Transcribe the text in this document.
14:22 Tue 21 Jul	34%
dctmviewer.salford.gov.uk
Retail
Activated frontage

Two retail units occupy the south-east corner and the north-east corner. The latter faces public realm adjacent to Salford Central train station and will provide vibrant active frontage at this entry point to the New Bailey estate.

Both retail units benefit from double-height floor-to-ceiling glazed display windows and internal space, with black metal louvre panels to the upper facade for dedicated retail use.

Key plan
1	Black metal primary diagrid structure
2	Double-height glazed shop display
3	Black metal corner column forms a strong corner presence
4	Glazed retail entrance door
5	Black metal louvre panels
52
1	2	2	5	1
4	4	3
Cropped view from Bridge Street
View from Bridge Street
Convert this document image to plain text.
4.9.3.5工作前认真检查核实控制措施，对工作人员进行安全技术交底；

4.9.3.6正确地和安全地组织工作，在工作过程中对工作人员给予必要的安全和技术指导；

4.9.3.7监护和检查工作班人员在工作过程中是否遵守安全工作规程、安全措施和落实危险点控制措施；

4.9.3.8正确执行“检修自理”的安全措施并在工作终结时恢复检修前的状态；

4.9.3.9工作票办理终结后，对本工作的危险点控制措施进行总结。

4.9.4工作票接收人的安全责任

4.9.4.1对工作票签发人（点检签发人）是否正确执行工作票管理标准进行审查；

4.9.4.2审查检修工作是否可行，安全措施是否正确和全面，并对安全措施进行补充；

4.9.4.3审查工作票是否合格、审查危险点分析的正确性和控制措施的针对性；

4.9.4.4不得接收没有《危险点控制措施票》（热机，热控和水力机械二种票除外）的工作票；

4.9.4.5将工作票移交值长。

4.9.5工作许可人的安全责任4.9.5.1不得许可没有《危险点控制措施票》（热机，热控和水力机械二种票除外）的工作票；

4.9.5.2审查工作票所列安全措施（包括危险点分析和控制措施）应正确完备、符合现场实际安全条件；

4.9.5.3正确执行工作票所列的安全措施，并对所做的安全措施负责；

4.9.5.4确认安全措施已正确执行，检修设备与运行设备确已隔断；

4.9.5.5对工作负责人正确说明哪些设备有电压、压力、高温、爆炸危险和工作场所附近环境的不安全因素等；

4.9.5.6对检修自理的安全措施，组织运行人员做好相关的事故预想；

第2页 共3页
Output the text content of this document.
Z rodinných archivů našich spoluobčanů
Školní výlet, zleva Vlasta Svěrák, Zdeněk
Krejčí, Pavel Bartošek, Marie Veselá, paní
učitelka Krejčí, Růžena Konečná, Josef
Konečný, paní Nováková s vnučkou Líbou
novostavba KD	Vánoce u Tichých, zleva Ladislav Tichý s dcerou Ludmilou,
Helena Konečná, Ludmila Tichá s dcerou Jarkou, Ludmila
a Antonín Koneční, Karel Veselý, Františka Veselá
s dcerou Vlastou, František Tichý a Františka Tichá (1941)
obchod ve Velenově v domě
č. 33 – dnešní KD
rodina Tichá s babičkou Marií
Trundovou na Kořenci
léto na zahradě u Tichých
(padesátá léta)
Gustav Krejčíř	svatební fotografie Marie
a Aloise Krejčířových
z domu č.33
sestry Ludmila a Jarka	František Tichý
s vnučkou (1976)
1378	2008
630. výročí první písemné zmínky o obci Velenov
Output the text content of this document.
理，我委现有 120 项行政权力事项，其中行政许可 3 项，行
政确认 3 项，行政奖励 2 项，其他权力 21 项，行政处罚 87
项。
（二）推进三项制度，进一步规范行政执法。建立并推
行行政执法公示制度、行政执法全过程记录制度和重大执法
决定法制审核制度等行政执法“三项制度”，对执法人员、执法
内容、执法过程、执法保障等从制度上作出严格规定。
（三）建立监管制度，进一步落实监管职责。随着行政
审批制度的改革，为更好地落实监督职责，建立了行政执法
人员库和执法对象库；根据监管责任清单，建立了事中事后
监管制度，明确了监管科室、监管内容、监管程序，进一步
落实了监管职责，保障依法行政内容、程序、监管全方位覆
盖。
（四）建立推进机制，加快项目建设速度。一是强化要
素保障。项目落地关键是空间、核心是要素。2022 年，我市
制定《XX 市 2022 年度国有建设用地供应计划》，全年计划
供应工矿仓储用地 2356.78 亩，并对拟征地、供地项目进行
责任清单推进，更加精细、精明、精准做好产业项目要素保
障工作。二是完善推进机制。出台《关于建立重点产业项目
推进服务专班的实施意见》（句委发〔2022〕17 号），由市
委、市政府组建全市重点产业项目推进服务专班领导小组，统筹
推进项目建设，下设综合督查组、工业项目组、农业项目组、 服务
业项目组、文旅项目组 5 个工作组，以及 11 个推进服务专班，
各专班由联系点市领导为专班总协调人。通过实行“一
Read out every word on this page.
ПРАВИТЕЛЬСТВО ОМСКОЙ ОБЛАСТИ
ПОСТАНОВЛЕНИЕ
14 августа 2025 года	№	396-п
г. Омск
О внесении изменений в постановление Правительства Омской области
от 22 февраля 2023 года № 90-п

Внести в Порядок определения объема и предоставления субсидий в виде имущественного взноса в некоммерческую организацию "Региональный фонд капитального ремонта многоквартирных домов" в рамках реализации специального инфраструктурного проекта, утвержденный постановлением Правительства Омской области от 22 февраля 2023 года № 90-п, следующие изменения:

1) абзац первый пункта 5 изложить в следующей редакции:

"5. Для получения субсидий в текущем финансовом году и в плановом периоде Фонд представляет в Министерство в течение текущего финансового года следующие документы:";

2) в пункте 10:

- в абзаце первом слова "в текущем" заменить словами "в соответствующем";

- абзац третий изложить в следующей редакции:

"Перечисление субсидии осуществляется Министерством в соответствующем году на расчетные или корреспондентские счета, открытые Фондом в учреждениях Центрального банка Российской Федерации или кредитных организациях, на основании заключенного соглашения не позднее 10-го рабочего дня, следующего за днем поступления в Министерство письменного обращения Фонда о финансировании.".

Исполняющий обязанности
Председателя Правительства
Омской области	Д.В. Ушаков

★ ★ ★ ★ ★ ★ ★

**Short problem**
Print every entry exactly as written.

**Solved exercise**
Transcribe the text in this document.
14:22 Tue 21 Jul	34%
dctmviewer.salford.gov.uk
Retail
Activated frontage

Two retail units occupy the south-east corner and the north-east corner. The latter faces public realm adjacent to Salford Central train station and will provide vibrant active frontage at this entry point to the New Bailey estate.

Both retail units benefit from double-height floor-to-ceiling glazed display windows and internal space, with black metal louvre panels to the upper facade for dedicated retail use.

Key plan
1	Black metal primary diagrid structure
2	Double-height glazed shop display
3	Black metal corner column forms a strong corner presence
4	Glazed retail entrance door
5	Black metal louvre panels
52
1	2	2	5	1
4	4	3
Cropped view from Bridge Street
View from Bridge Street
Convert this document image to plain text.
4.9.3.5工作前认真检查核实控制措施，对工作人员进行安全技术交底；

4.9.3.6正确地和安全地组织工作，在工作过程中对工作人员给予必要的安全和技术指导；

4.9.3.7监护和检查工作班人员在工作过程中是否遵守安全工作规程、安全措施和落实危险点控制措施；

4.9.3.8正确执行“检修自理”的安全措施并在工作终结时恢复检修前的状态；

4.9.3.9工作票办理终结后，对本工作的危险点控制措施进行总结。

4.9.4工作票接收人的安全责任

4.9.4.1对工作票签发人（点检签发人）是否正确执行工作票管理标准进行审查；

4.9.4.2审查检修工作是否可行，安全措施是否正确和全面，并对安全措施进行补充；

4.9.4.3审查工作票是否合格、审查危险点分析的正确性和控制措施的针对性；

4.9.4.4不得接收没有《危险点控制措施票》（热机，热控和水力机械二种票除外）的工作票；

4.9.4.5将工作票移交值长。

4.9.5工作许可人的安全责任4.9.5.1不得许可没有《危险点控制措施票》（热机，热控和水力机械二种票除外）的工作票；

4.9.5.2审查工作票所列安全措施（包括危险点分析和控制措施）应正确完备、符合现场实际安全条件；

4.9.5.3正确执行工作票所列的安全措施，并对所做的安全措施负责；

4.9.5.4确认安全措施已正确执行，检修设备与运行设备确已隔断；

4.9.5.5对工作负责人正确说明哪些设备有电压、压力、高温、爆炸危险和工作场所附近环境的不安全因素等；

4.9.5.6对检修自理的安全措施，组织运行人员做好相关的事故预想；

第2页 共3页
Output the text content of this document.
Z rodinných archivů našich spoluobčanů
Školní výlet, zleva Vlasta Svěrák, Zdeněk
Krejčí, Pavel Bartošek, Marie Veselá, paní
učitelka Krejčí, Růžena Konečná, Josef
Konečný, paní Nováková s vnučkou Líbou
novostavba KD	Vánoce u Tichých, zleva Ladislav Tichý s dcerou Ludmilou,
Helena Konečná, Ludmila Tichá s dcerou Jarkou, Ludmila
a Antonín Koneční, Karel Veselý, Františka Veselá
s dcerou Vlastou, František Tichý a Františka Tichá (1941)
obchod ve Velenově v domě
č. 33 – dnešní KD
rodina Tichá s babičkou Marií
Trundovou na Kořenci
léto na zahradě u Tichých
(padesátá léta)
Gustav Krejčíř	svatební fotografie Marie
a Aloise Krejčířových
z domu č.33
sestry Ludmila a Jarka	František Tichý
s vnučkou (1976)
1378	2008
630. výročí první písemné zmínky o obci Velenov
Output the text content of this document.
理，我委现有 120 项行政权力事项，其中行政许可 3 项，行
政确认 3 项，行政奖励 2 项，其他权力 21 项，行政处罚 87
项。
（二）推进三项制度，进一步规范行政执法。建立并推
行行政执法公示制度、行政执法全过程记录制度和重大执法
决定法制审核制度等行政执法“三项制度”，对执法人员、执法
内容、执法过程、执法保障等从制度上作出严格规定。
（三）建立监管制度，进一步落实监管职责。随着行政
审批制度的改革，为更好地落实监督职责，建立了行政执法
人员库和执法对象库；根据监管责任清单，建立了事中事后
监管制度，明确了监管科室、监管内容、监管程序，进一步
落实了监管职责，保障依法行政内容、程序、监管全方位覆
盖。
（四）建立推进机制，加快项目建设速度。一是强化要
素保障。项目落地关键是空间、核心是要素。2022 年，我市
制定《XX 市 2022 年度国有建设用地供应计划》，全年计划
供应工矿仓储用地 2356.78 亩，并对拟征地、供地项目进行
责任清单推进，更加精细、精明、精准做好产业项目要素保
障工作。二是完善推进机制。出台《关于建立重点产业项目
推进服务专班的实施意见》（句委发〔2022〕17 号），由市
委、市政府组建全市重点产业项目推进服务专班领导小组，统筹
推进项目建设，下设综合督查组、工业项目组、农业项目组、 服务
业项目组、文旅项目组 5 个工作组，以及 11 个推进服务专班，
各专班由联系点市领导为专班总协调人。通过实行“一
Read out every word on this page.
ПРАВИТЕЛЬСТВО ОМСКОЙ ОБЛАСТИ
ПОСТАНОВЛЕНИЕ
14 августа 2025 года	№	396-п
г. Омск
О внесении изменений в постановление Правительства Омской области
от 22 февраля 2023 года № 90-п

Внести в Порядок определения объема и предоставления субсидий в виде имущественного взноса в некоммерческую организацию "Региональный фонд капитального ремонта многоквартирных домов" в рамках реализации специального инфраструктурного проекта, утвержденный постановлением Правительства Омской области от 22 февраля 2023 года № 90-п, следующие изменения:

1) абзац первый пункта 5 изложить в следующей редакции:

"5. Для получения субсидий в текущем финансовом году и в плановом периоде Фонд представляет в Министерство в течение текущего финансового года следующие документы:";

2) в пункте 10:

- в абзаце первом слова "в текущем" заменить словами "в соответствующем";

- абзац третий изложить в следующей редакции:

"Перечисление субсидии осуществляется Министерством в соответствующем году на расчетные или корреспондентские счета, открытые Фондом в учреждениях Центрального банка Российской Федерации или кредитных организациях, на основании заключенного соглашения не позднее 10-го рабочего дня, следующего за днем поступления в Министерство письменного обращения Фонда о финансировании.".

Исполняющий обязанности
Председателя Правительства
Омской области	Д.В. Ушаков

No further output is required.